(Saved entries)
(begin)
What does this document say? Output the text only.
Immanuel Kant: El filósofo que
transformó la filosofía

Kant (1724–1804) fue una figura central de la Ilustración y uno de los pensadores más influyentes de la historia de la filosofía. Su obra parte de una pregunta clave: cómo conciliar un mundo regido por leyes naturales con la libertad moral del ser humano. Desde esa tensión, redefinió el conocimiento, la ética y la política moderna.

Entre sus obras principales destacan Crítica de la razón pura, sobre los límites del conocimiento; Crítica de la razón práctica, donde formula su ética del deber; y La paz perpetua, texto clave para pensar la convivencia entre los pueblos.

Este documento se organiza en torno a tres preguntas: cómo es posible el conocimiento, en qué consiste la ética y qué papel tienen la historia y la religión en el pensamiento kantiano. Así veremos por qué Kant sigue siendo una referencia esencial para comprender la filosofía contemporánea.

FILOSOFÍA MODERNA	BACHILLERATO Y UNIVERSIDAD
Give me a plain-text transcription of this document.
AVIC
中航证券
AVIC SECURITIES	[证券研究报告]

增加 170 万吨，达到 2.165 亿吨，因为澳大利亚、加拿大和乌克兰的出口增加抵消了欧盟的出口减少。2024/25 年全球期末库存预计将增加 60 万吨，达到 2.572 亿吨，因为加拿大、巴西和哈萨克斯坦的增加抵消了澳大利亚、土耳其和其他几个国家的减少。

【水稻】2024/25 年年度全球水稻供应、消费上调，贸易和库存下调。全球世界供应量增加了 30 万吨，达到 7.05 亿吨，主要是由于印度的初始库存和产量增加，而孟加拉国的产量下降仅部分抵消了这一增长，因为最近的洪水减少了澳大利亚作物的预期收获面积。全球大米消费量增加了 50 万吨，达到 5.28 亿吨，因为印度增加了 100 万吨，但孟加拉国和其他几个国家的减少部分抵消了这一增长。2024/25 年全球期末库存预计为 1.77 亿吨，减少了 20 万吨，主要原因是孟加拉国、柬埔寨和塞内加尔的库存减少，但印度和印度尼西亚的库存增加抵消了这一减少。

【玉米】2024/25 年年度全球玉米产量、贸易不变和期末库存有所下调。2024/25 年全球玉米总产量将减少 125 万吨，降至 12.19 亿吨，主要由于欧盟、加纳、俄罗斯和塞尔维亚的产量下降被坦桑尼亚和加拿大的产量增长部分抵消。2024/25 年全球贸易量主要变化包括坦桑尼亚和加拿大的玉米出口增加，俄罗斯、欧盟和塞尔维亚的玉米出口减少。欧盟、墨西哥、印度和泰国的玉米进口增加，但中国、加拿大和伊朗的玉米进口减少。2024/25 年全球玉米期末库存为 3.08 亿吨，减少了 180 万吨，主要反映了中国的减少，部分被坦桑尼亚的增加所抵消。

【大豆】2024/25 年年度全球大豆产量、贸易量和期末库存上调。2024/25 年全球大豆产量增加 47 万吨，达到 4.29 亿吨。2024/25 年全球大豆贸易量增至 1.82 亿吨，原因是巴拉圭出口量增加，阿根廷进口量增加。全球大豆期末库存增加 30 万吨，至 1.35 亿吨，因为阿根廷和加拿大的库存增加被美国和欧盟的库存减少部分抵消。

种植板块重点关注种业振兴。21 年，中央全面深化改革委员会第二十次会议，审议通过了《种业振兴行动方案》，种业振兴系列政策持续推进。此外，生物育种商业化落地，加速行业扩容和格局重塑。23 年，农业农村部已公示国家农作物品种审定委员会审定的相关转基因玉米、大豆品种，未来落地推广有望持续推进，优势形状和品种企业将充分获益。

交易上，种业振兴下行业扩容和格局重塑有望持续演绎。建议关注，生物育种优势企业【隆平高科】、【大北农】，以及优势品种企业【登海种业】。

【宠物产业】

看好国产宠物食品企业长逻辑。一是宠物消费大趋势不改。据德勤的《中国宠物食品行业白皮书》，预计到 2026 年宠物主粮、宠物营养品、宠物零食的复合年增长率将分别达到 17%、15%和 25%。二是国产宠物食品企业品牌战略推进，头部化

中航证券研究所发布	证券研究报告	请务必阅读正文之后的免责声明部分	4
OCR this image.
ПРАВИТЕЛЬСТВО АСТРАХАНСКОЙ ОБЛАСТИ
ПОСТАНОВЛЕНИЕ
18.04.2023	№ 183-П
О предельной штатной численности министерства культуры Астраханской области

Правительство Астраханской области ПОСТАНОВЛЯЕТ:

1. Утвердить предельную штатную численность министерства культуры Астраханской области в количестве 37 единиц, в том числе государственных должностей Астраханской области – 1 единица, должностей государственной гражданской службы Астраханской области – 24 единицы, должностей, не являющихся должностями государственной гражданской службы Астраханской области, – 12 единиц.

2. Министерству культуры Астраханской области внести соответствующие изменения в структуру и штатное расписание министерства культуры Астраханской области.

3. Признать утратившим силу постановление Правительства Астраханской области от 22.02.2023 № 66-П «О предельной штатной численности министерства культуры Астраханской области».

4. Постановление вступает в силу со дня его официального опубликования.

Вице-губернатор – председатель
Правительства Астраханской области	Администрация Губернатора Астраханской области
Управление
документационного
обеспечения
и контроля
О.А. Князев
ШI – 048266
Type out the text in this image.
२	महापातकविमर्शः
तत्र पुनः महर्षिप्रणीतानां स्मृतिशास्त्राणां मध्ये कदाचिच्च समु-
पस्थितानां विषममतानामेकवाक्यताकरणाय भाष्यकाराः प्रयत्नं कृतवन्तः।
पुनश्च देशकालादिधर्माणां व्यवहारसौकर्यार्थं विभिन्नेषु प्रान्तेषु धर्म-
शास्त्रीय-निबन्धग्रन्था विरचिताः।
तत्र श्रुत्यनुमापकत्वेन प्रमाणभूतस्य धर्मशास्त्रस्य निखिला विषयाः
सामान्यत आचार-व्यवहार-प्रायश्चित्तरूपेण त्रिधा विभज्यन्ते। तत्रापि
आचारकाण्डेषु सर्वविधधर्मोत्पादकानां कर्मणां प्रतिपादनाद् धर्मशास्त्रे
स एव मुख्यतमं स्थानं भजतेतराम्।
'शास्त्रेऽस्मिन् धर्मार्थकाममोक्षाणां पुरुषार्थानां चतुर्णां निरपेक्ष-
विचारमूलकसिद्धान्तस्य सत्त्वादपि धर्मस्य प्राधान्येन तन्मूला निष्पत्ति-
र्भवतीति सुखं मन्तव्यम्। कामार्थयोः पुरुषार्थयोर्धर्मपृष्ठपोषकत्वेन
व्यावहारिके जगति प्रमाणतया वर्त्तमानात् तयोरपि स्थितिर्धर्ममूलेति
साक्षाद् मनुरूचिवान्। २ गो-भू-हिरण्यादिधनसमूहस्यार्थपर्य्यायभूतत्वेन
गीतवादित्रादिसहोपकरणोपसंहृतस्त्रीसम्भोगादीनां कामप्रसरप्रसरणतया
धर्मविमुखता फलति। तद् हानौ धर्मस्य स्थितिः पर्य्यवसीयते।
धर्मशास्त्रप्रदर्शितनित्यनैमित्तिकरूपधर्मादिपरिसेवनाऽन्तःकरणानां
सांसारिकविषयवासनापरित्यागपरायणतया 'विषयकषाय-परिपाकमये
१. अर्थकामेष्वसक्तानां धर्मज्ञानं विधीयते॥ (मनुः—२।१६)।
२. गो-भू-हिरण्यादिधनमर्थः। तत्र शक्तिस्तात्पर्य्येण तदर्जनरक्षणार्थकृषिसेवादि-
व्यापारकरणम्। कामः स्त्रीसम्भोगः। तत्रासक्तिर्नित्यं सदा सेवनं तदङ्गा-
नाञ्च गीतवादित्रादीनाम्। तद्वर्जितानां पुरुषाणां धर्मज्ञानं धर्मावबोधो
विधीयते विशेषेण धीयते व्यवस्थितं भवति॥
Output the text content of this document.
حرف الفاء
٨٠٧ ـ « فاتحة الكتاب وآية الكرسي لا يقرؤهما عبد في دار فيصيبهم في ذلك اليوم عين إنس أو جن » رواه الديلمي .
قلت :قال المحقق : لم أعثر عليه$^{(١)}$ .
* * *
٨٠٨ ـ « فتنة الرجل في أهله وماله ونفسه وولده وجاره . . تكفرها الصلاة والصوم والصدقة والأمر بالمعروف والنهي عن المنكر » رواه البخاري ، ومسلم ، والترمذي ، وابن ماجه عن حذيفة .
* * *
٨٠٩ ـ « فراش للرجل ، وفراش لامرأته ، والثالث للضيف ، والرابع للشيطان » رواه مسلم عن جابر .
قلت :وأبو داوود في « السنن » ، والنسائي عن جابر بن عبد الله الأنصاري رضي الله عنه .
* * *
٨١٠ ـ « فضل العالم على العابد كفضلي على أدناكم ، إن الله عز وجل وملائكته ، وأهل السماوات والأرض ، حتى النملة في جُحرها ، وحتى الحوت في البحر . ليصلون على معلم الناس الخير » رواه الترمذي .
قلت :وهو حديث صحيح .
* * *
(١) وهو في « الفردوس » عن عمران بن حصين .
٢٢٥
(end)
**Exercise brief:** Where a line of the data holds "культуры", show that line.

**Result of the task:**
О предельной штатной численности министерства культуры Астраханской области
1. Утвердить предельную штатную численность министерства культуры Астраханской области в количестве 37 единиц, в том числе государственных должностей Астраханской области – 1 единица, должностей государственной гражданской службы Астраханской области – 24 единицы, должностей, не являющихся должностями государственной гражданской службы Астраханской области, – 12 единиц.
2. Министерству культуры Астраханской области внести соответствующие изменения в структуру и штатное расписание министерства культуры Астраханской области.
3. Признать утратившим силу постановление Правительства Астраханской области от 22.02.2023 № 66-П «О предельной штатной численности министерства культуры Астраханской области».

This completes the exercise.